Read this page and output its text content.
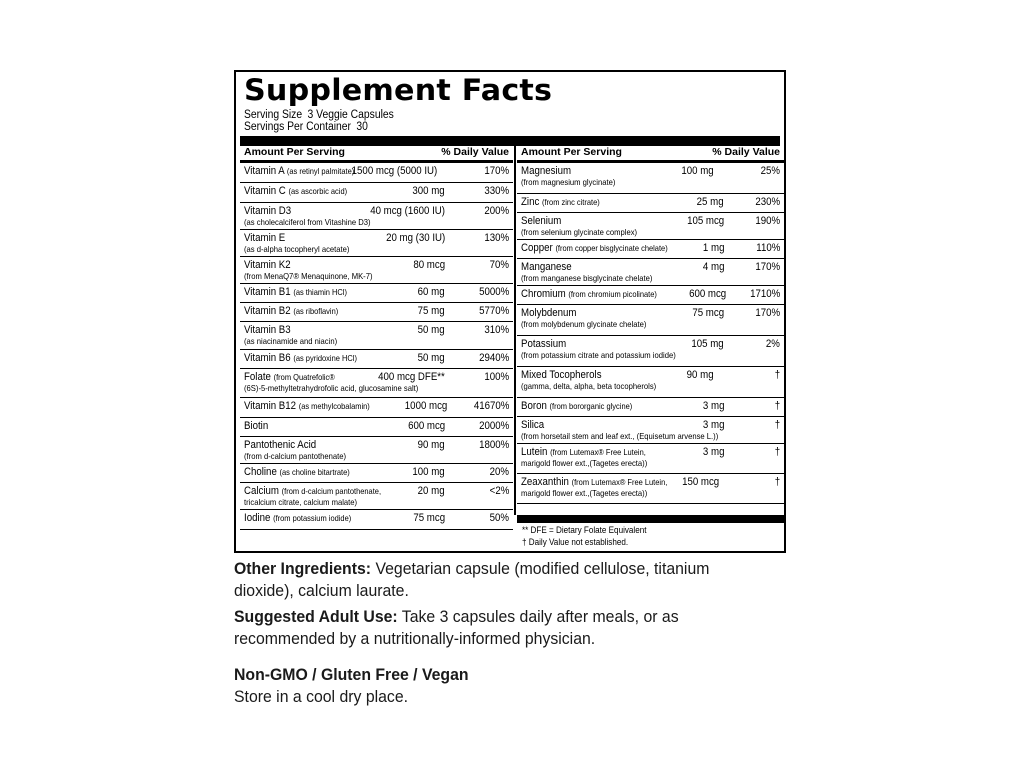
Supplement Facts
Serving Size 3 Veggie Capsules
Servings Per Container 30
Amount Per Serving	% Daily Value
Vitamin A (as retinyl palmitate)
1500 mcg (5000 IU)	170%
Vitamin C (as ascorbic acid)	300 mg	330%
Vitamin D3
(as cholecalciferol from Vitashine D3)
40 mcg (1600 IU)	200%
Vitamin E
(as d-alpha tocopheryl acetate)
20 mg (30 IU)	130%
Vitamin K2
(from MenaQ7® Menaquinone, MK-7)
80 mcg	70%
Vitamin B1 (as thiamin HCl)	60 mg	5000%
Vitamin B2 (as riboflavin)	75 mg	5770%
Vitamin B3
(as niacinamide and niacin)
50 mg	310%
Vitamin B6 (as pyridoxine HCl)	50 mg	2940%
Folate (from Quatrefolic®
(6S)-5-methyltetrahydrofolic acid, glucosamine salt)
400 mcg DFE**	100%
Vitamin B12 (as methylcobalamin)	1000 mcg 41670%
Biotin	600 mcg	2000%
Pantothenic Acid
(from d-calcium pantothenate)
90 mg	1800%
Choline (as choline bitartrate)	100 mg	20%
Calcium (from d-calcium pantothenate,
tricalcium citrate, calcium malate)
20 mg	<2%
Iodine (from potassium iodide)	75 mcg	50%
Amount Per Serving	% Daily Value
Magnesium
(from magnesium glycinate)
100 mg	25%
Zinc (from zinc citrate)	25 mg	230%
Selenium
(from selenium glycinate complex)
105 mcg	190%
Copper (from copper bisglycinate chelate)	1 mg	110%
Manganese
(from manganese bisglycinate chelate)
4 mg	170%
Chromium (from chromium picolinate)	600 mcg 1710%
Molybdenum
(from molybdenum glycinate chelate)
75 mcg	170%
Potassium
(from potassium citrate and potassium iodide)
105 mg	2%
Mixed Tocopherols
(gamma, delta, alpha, beta tocopherols)
90 mg	†
Boron (from bororganic glycine)	3 mg	†
Silica
(from horsetail stem and leaf ext., (Equisetum arvense L.))
3 mg	†
Lutein (from Lutemax® Free Lutein,
marigold flower ext.,(Tagetes erecta))
3 mg	†
Zeaxanthin (from Lutemax® Free Lutein,
marigold flower ext.,(Tagetes erecta))
150 mcg	†
** DFE = Dietary Folate Equivalent
† Daily Value not established.
Other Ingredients: Vegetarian capsule (modified cellulose, titanium dioxide), calcium laurate.
Suggested Adult Use: Take 3 capsules daily after meals, or as recommended by a nutritionally-informed physician.
Non-GMO / Gluten Free / Vegan
Store in a cool dry place.
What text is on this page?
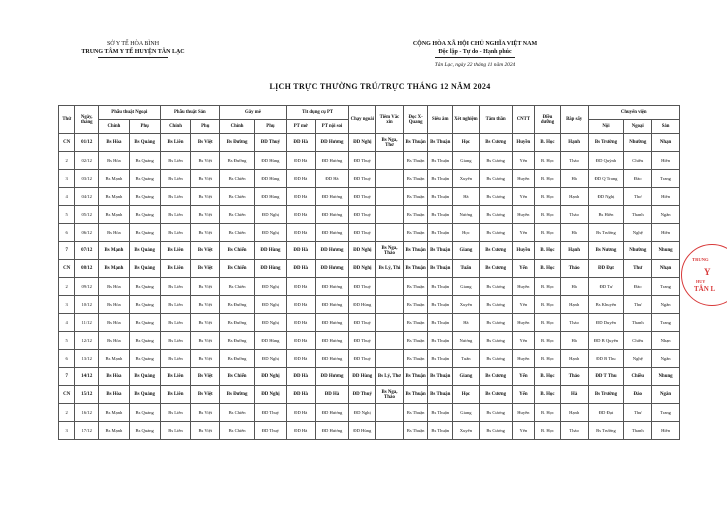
SỞ Y TẾ HÒA BÌNH
TRUNG TÂM Y TẾ HUYỆN TÂN LẠC
CỘNG HÒA XÃ HỘI CHỦ NGHĨA VIỆT NAM
Độc lập - Tự do - Hạnh phúc
Tân Lạc, ngày 22 tháng 11 năm 2024
LỊCH TRỰC THƯỜNG TRÚ/TRỰC THÁNG 12 NĂM 2024
Thứ	Ngày, tháng	Phẫu thuật Ngoại		Phẫu thuật Sản		Gây mê		Tit dụng cụ PT		Chạy ngoài	Tiêm Vắc xin	Đọc X-Quang	Siêu âm	Xét nghiệm	Tâm thần	CNTT	Điều dưỡng	Bắp sấy	Chuyển viện		
		Chính	Phụ	Chính	Phụ	Chính	Phụ	PT mở	PT nội soi										Nội	Ngoại	Sản
CN	01/12	Bs Hòa	Bs Quảng	Bs Liên	Bs Việt	Bs Đường	ĐD Thuỷ	ĐD Hà	ĐD Hương	ĐD Nghị	Bs Nga, Thơ	Bs Thuận	Bs Thuận	Học	Bs Cương	Huyền	B. Học	Hạnh	Bs Trường	Nhường	Nhạn
2	02/12	Bs Hòa	Bs Quảng	Bs Liên	Bs Việt	Bs Đường	ĐD Hùng	ĐD Hà	ĐD Hương	ĐD Thuỷ		Bs Thuận	Bs Thuận	Giang	Bs Cương	Yến	B. Học	Thảo	ĐD Quỳnh	Chiều	Hiền
3	03/12	Bs Mạnh	Bs Quảng	Bs Liên	Bs Việt	Bs Chiến	ĐD Hùng	ĐD Hà	ĐD Hà	ĐD Thuỷ		Bs Thuận	Bs Thuận	Xuyến	Bs Cương	Huyền	B. Học	Hà	ĐD Q Trang	Đào	Trang
4	04/12	Bs Mạnh	Bs Quảng	Bs Liên	Bs Việt	Bs Chiến	ĐD Hùng	ĐD Hà	ĐD Hương	ĐD Thuỷ		Bs Thuận	Bs Thuận	Hà	Bs Cương	Yến	B. Học	Hạnh	ĐD Nghị	Thơ	Hiền
5	05/12	Bs Mạnh	Bs Quảng	Bs Liên	Bs Việt	Bs Chiến	ĐD Nghị	ĐD Hà	ĐD Hương	ĐD Thuỷ		Bs Thuận	Bs Thuận	Nương	Bs Cương	Huyền	B. Học	Thảo	Bs Hiền	Thanh	Ngân
6	06/12	Bs Hòa	Bs Quảng	Bs Liên	Bs Việt	Bs Chiến	ĐD Nghị	ĐD Hà	ĐD Hương	ĐD Thuỷ		Bs Thuận	Bs Thuận	Học	Bs Cương	Yến	B. Học	Hà	Bs Trường	Nghệ	Hiền
7	07/12	Bs Mạnh	Bs Quảng	Bs Liên	Bs Việt	Bs Chiến	ĐD Hùng	ĐD Hà	ĐD Hương	ĐD Nghị	Bs Nga, Thảo	Bs Thuận	Bs Thuận	Giang	Bs Cương	Huyền	B. Học	Hạnh	Bs Nương	Nhường	Nhung
CN	08/12	Bs Mạnh	Bs Quảng	Bs Liên	Bs Việt	Bs Chiến	ĐD Hùng	ĐD Hà	ĐD Hương	ĐD Nghị	Bs Lý, Thi	Bs Thuận	Bs Thuận	Tuấn	Bs Cương	Yến	B. Học	Thảo	ĐD Đạt	Thư	Nhạn
2	09/12	Bs Hòa	Bs Quảng	Bs Liên	Bs Việt	Bs Chiến	ĐD Nghị	ĐD Hà	ĐD Hương	ĐD Thuỷ		Bs Thuận	Bs Thuận	Giang	Bs Cương	Huyền	B. Học	Hà	ĐD Tư	Đào	Trang
3	10/12	Bs Hòa	Bs Quảng	Bs Liên	Bs Việt	Bs Đường	ĐD Nghị	ĐD Hà	ĐD Hương	ĐD Hùng		Bs Thuận	Bs Thuận	Xuyến	Bs Cương	Yến	B. Học	Hạnh	Bs Khuyến	Thư	Ngân
4	11/12	Bs Hòa	Bs Quảng	Bs Liên	Bs Việt	Bs Đường	ĐD Nghị	ĐD Hà	ĐD Hương	ĐD Thuỷ		Bs Thuận	Bs Thuận	Hà	Bs Cương	Huyền	B. Học	Thảo	ĐD Duyên	Thanh	Trang
5	12/12	Bs Hòa	Bs Quảng	Bs Liên	Bs Việt	Bs Đường	ĐD Hùng	ĐD Hà	ĐD Hương	ĐD Thuỷ		Bs Thuận	Bs Thuận	Nương	Bs Cương	Yến	B. Học	Hà	ĐD B Quyên	Chiều	Nhạn
6	13/12	Bs Mạnh	Bs Quảng	Bs Liên	Bs Việt	Bs Đường	ĐD Nghị	ĐD Hà	ĐD Hương	ĐD Thuỷ		Bs Thuận	Bs Thuận	Tuấn	Bs Cương	Huyền	B. Học	Hạnh	ĐD B Thu	Nghệ	Ngân
7	14/12	Bs Hòa	Bs Quảng	Bs Liên	Bs Việt	Bs Chiến	ĐD Nghị	ĐD Hà	ĐD Hương	ĐD Hùng	Bs Lý, Thơ	Bs Thuận	Bs Thuận	Giang	Bs Cương	Yến	B. Học	Thảo	ĐD T Thu	Chiều	Nhung
CN	15/12	Bs Hòa	Bs Quảng	Bs Liên	Bs Việt	Bs Đường	ĐD Nghị	ĐD Hà	ĐD Hà	ĐD Thuỷ	Bs Nga, Thảo	Bs Thuận	Bs Thuận	Học	Bs Cương	Yến	B. Học	Hà	Bs Trường	Đào	Ngân
2	16/12	Bs Mạnh	Bs Quảng	Bs Liên	Bs Việt	Bs Chiến	ĐD Thuỷ	ĐD Hà	ĐD Hương	ĐD Nghị		Bs Thuận	Bs Thuận	Giang	Bs Cương	Huyền	B. Học	Hạnh	ĐD Đạt	Thư	Trang
3	17/12	Bs Mạnh	Bs Quảng	Bs Liên	Bs Việt	Bs Chiến	ĐD Thuỷ	ĐD Hà	ĐD Hương	ĐD Hùng		Bs Thuận	Bs Thuận	Xuyến	Bs Cương	Yến	B. Học	Thảo	Bs Trường	Thanh	Hiền
TRUNG
Y
HUY
TÂN L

-------------------------

TASK GOAL — Figure out how many lines of the data above include "Vitamin", then give the number and nothing more.

ANSWER — 10